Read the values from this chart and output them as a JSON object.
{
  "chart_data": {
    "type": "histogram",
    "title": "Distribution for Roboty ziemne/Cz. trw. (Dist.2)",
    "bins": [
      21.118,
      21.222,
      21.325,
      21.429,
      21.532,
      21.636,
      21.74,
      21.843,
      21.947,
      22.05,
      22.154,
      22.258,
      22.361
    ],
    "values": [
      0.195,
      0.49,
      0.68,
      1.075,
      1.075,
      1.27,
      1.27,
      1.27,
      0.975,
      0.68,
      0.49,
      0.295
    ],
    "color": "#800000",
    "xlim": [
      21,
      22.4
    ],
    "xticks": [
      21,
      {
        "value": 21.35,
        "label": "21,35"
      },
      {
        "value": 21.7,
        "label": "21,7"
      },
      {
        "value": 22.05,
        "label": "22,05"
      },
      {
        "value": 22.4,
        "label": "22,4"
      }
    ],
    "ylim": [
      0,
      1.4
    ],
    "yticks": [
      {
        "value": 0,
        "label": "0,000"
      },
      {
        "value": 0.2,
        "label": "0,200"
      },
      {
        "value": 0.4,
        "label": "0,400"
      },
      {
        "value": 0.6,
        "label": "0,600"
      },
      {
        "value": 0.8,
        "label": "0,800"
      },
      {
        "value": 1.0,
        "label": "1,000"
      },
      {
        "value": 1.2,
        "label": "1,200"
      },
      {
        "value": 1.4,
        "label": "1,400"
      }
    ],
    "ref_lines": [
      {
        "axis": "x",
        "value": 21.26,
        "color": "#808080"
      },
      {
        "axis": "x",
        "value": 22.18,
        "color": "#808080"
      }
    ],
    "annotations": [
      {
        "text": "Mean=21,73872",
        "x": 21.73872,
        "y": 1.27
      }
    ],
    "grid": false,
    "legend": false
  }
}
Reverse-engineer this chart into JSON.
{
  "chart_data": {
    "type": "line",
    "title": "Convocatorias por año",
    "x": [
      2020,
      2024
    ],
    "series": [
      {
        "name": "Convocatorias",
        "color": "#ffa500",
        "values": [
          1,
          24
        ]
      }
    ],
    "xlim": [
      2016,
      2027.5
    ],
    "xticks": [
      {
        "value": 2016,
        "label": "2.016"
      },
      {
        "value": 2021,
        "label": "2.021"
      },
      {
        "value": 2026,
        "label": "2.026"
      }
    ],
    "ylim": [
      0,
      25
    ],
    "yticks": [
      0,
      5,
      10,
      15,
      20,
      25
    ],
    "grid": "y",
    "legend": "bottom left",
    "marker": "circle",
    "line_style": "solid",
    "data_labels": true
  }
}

# # # # #

Your instructions: Copy out all of the records shown above exactly.

Output for this exercise:
Read the values from this chart and output them as a JSON object.
{
  "chart_data": {
    "type": "histogram",
    "title": "Distribution for Roboty ziemne/Cz. trw. (Dist.2)",
    "bins": [
      21.118,
      21.222,
      21.325,
      21.429,
      21.532,
      21.636,
      21.74,
      21.843,
      21.947,
      22.05,
      22.154,
      22.258,
      22.361
    ],
    "values": [
      0.195,
      0.49,
      0.68,
      1.075,
      1.075,
      1.27,
      1.27,
      1.27,
      0.975,
      0.68,
      0.49,
      0.295
    ],
    "color": "#800000",
    "xlim": [
      21,
      22.4
    ],
    "xticks": [
      21,
      {
        "value": 21.35,
        "label": "21,35"
      },
      {
        "value": 21.7,
        "label": "21,7"
      },
      {
        "value": 22.05,
        "label": "22,05"
      },
      {
        "value": 22.4,
        "label": "22,4"
      }
    ],
    "ylim": [
      0,
      1.4
    ],
    "yticks": [
      {
        "value": 0,
        "label": "0,000"
      },
      {
        "value": 0.2,
        "label": "0,200"
      },
      {
        "value": 0.4,
        "label": "0,400"
      },
      {
        "value": 0.6,
        "label": "0,600"
      },
      {
        "value": 0.8,
        "label": "0,800"
      },
      {
        "value": 1.0,
        "label": "1,000"
      },
      {
        "value": 1.2,
        "label": "1,200"
      },
      {
        "value": 1.4,
        "label": "1,400"
      }
    ],
    "ref_lines": [
      {
        "axis": "x",
        "value": 21.26,
        "color": "#808080"
      },
      {
        "axis": "x",
        "value": 22.18,
        "color": "#808080"
      }
    ],
    "annotations": [
      {
        "text": "Mean=21,73872",
        "x": 21.73872,
        "y": 1.27
      }
    ],
    "grid": false,
    "legend": false
  }
}
Reverse-engineer this chart into JSON.
{
  "chart_data": {
    "type": "line",
    "title": "Convocatorias por año",
    "x": [
      2020,
      2024
    ],
    "series": [
      {
        "name": "Convocatorias",
        "color": "#ffa500",
        "values": [
          1,
          24
        ]
      }
    ],
    "xlim": [
      2016,
      2027.5
    ],
    "xticks": [
      {
        "value": 2016,
        "label": "2.016"
      },
      {
        "value": 2021,
        "label": "2.021"
      },
      {
        "value": 2026,
        "label": "2.026"
      }
    ],
    "ylim": [
      0,
      25
    ],
    "yticks": [
      0,
      5,
      10,
      15,
      20,
      25
    ],
    "grid": "y",
    "legend": "bottom left",
    "marker": "circle",
    "line_style": "solid",
    "data_labels": true
  }
}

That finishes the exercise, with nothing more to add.